Records follow. Pull out every line that contains "flexed".

***

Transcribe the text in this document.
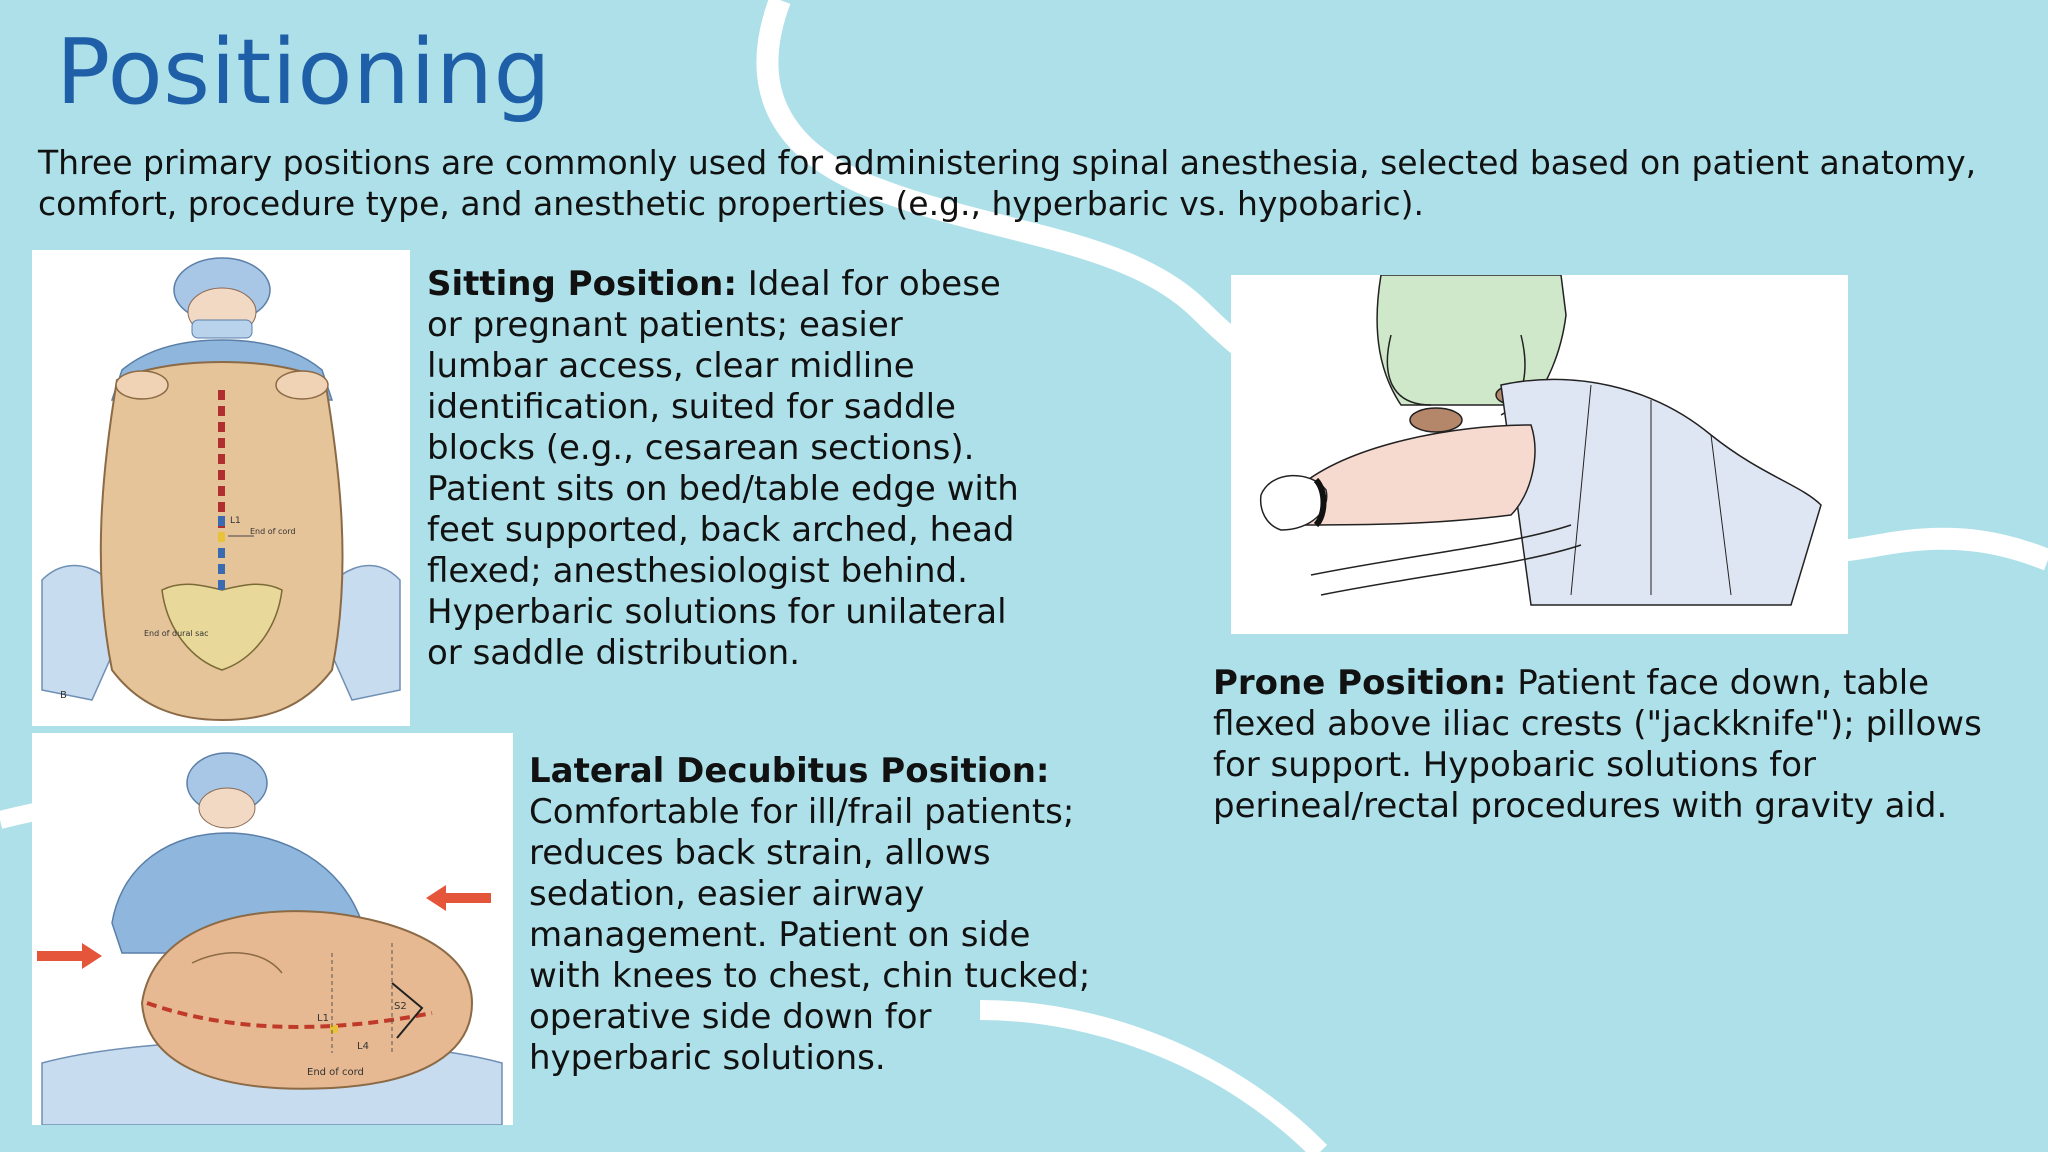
Positioning

Three primary positions are commonly used for administering spinal anesthesia, selected based on patient anatomy, comfort, procedure type, and anesthetic properties (e.g., hyperbaric vs. hypobaric).

L1
End of cord
End of dural sac
B

Sitting Position: Ideal for obese or pregnant patients; easier lumbar access, clear midline identification, suited for saddle blocks (e.g., cesarean sections). Patient sits on bed/table edge with feet supported, back arched, head flexed; anesthesiologist behind. Hyperbaric solutions for unilateral or saddle distribution.

L1
L4
S2
End of cord

Lateral Decubitus Position:
Comfortable for ill/frail patients; reduces back strain, allows sedation, easier airway management. Patient on side with knees to chest, chin tucked; operative side down for hyperbaric solutions.

Prone Position: Patient face down, table flexed above iliac crests ("jackknife"); pillows for support. Hypobaric solutions for perineal/rectal procedures with gravity aid.
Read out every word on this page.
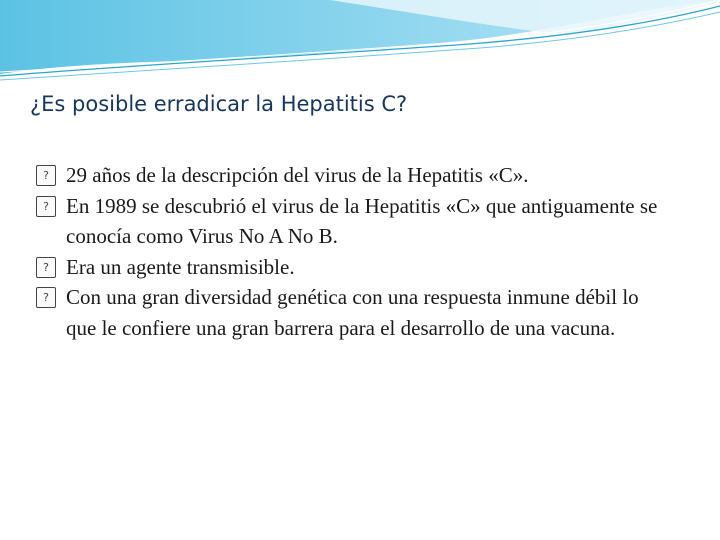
¿Es posible erradicar la Hepatitis C?
? 29 años de la descripción del virus de la Hepatitis «C».
? En 1989 se descubrió el virus de la Hepatitis «C» que antiguamente se conocía como Virus No A No B.
? Era un agente transmisible.
? Con una gran diversidad genética con una respuesta inmune débil lo que le confiere una gran barrera para el desarrollo de una vacuna.
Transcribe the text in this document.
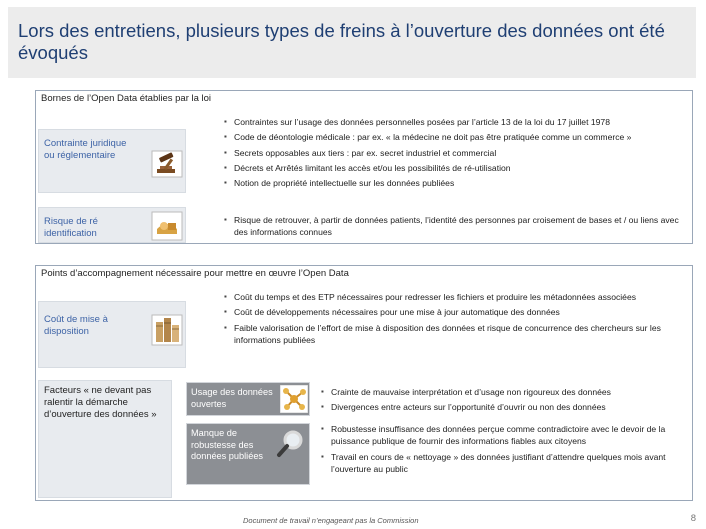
Lors des entretiens, plusieurs types de freins à l’ouverture des données ont été évoqués
Bornes de l’Open Data établies par la loi
Contrainte juridique ou réglementaire
▪ Contraintes sur l’usage des données personnelles posées par l’article 13 de la loi du 17 juillet 1978
▪ Code de déontologie médicale : par ex. « la médecine ne doit pas être pratiquée comme un commerce »
▪ Secrets opposables aux tiers : par ex. secret industriel et commercial
▪ Décrets et Arrêtés limitant les accès et/ou les possibilités de ré-utilisation
▪ Notion de propriété intellectuelle sur les données publiées
Risque de ré identification
▪ Risque de retrouver, à partir de données patients, l’identité des personnes par croisement de bases et / ou liens avec des informations connues
Points d’accompagnement nécessaire pour mettre en œuvre l’Open Data
Coût de mise à disposition
▪ Coût du temps et des ETP nécessaires pour redresser les fichiers et produire les métadonnées associées
▪ Coût de développements nécessaires pour une mise à jour automatique des données
▪ Faible valorisation de l’effort de mise à disposition des données et risque de concurrence des chercheurs sur les informations publiées
Facteurs « ne devant pas ralentir la démarche d’ouverture des données »
Usage des données ouvertes
▪ Crainte de mauvaise interprétation et d’usage non rigoureux des données
▪ Divergences entre acteurs sur l’opportunité d’ouvrir ou non des données
Manque de robustesse des données publiées
▪ Robustesse insuffisance des données perçue comme contradictoire avec le devoir de la puissance publique de fournir des informations fiables aux citoyens
▪ Travail en cours de « nettoyage » des données justifiant d’attendre quelques mois avant l’ouverture au public
Document de travail n’engageant pas la Commission	8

***

*Exercise solution*
Sitting Position: Ideal for obese or pregnant patients; easier lumbar access, clear midline identification, suited for saddle blocks (e.g., cesarean sections). Patient sits on bed/table edge with feet supported, back arched, head flexed; anesthesiologist behind. Hyperbaric solutions for unilateral or saddle distribution.
Prone Position: Patient face down, table flexed above iliac crests ("jackknife"); pillows for support. Hypobaric solutions for perineal/rectal procedures with gravity aid.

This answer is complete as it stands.